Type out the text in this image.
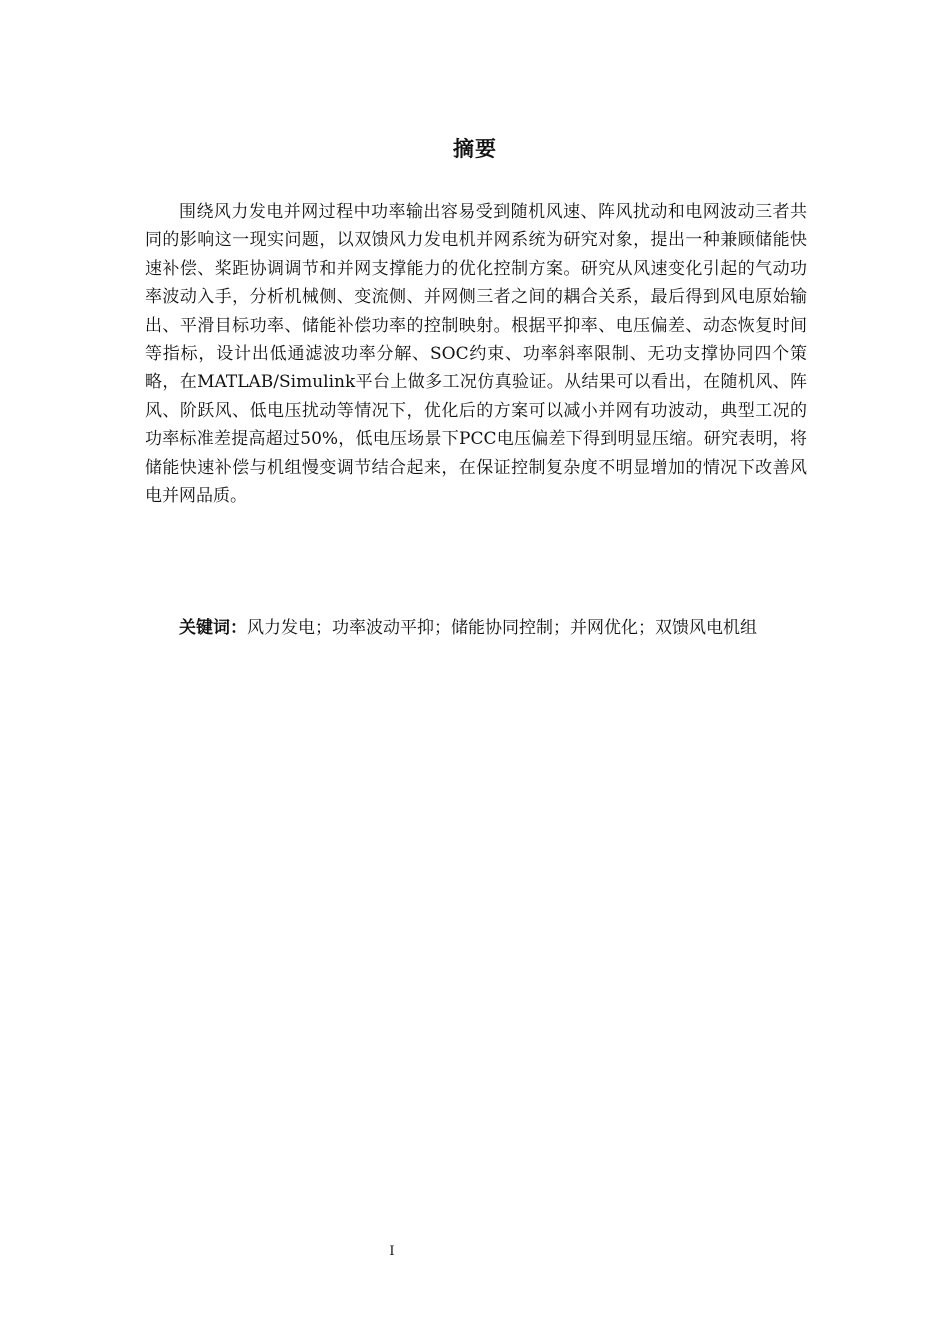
摘要

围绕风力发电并网过程中功率输出容易受到随机风速、阵风扰动和电网波动三者共同的影响这一现实问题，以双馈风力发电机并网系统为研究对象，提出一种兼顾储能快速补偿、桨距协调调节和并网支撑能力的优化控制方案。研究从风速变化引起的气动功率波动入手，分析机械侧、变流侧、并网侧三者之间的耦合关系，最后得到风电原始输出、平滑目标功率、储能补偿功率的控制映射。根据平抑率、电压偏差、动态恢复时间等指标，设计出低通滤波功率分解、SOC约束、功率斜率限制、无功支撑协同四个策略，在MATLAB/Simulink平台上做多工况仿真验证。从结果可以看出，在随机风、阵风、阶跃风、低电压扰动等情况下，优化后的方案可以减小并网有功波动，典型工况的功率标准差提高超过50%，低电压场景下PCC电压偏差下得到明显压缩。研究表明，将储能快速补偿与机组慢变调节结合起来，在保证控制复杂度不明显增加的情况下改善风电并网品质。

关键词：风力发电；功率波动平抑；储能协同控制；并网优化；双馈风电机组

I
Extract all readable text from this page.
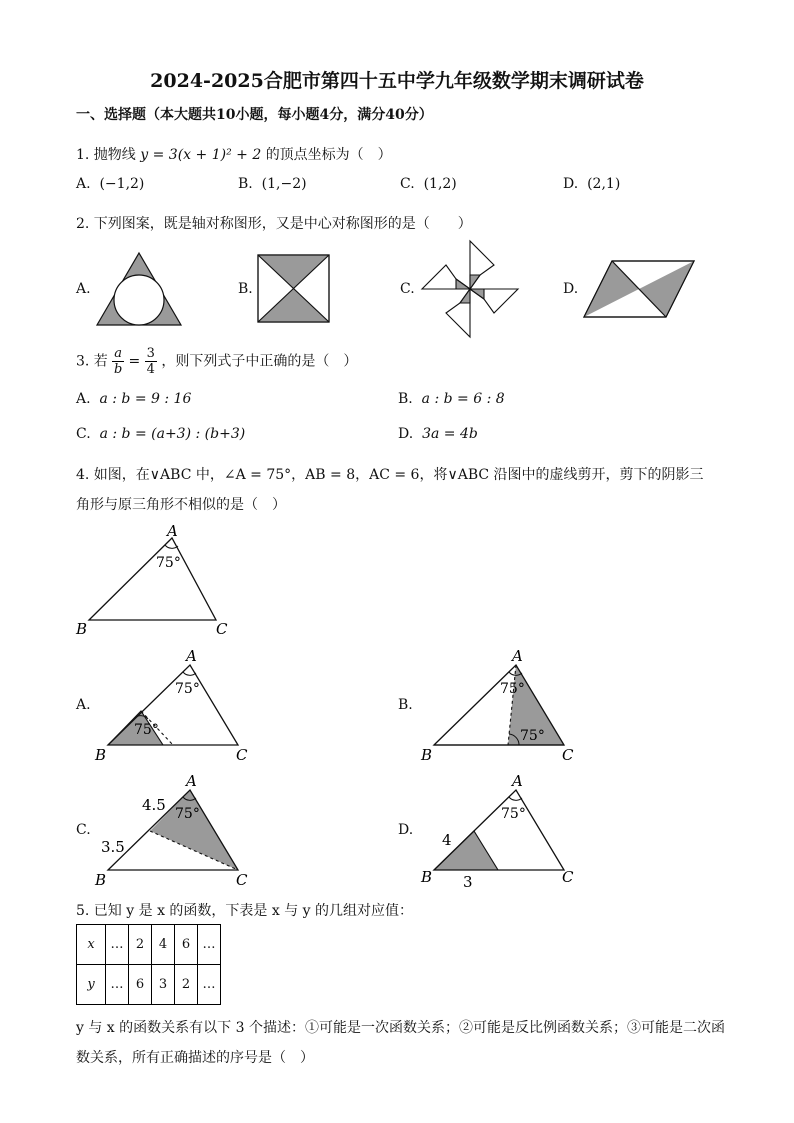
2024-2025合肥市第四十五中学九年级数学期末调研试卷
一、选择题（本大题共10小题，每小题4分，满分40分）
1. 抛物线 y = 3(x + 1)² + 2 的顶点坐标为（　）
A. (−1,2)	B. (1,−2)	C. (1,2)	D. (2,1)
2. 下列图案，既是轴对称图形，又是中心对称图形的是（　　）
A.	B.	C.	D.
3. 若 $\frac{a}{b} = \frac{3}{4}$ ，则下列式子中正确的是（　）
A. a : b = 9 : 16	B. a : b = 6 : 8
C. a : b = (a+3) : (b+3)	D. 3a = 4b
4. 如图，在∨ABC 中，∠A = 75°，AB = 8，AC = 6，将∨ABC 沿图中的虚线剪开，剪下的阴影三
角形与原三角形不相似的是（　）
A
75°
B	C
A.	B.
C.	D.
A
75°
75°
B	C
A
75°
75°
B	C
A
75°
4.5
3.5
B	C
A
75°
4
3
B	C
5. 已知 y 是 x 的函数，下表是 x 与 y 的几组对应值：
x	…	2	4	6	…
y	…	6	3	2	…
y 与 x 的函数关系有以下 3 个描述：①可能是一次函数关系；②可能是反比例函数关系；③可能是二次函
数关系，所有正确描述的序号是（　）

* _WHAT YOU ARE ASKED TO DO_: Search the records above for "text". Copy each line where it is found.

* _REPLY TO THE EXERCISE_:
Type out the text in this image.
Extract all readable text from this page.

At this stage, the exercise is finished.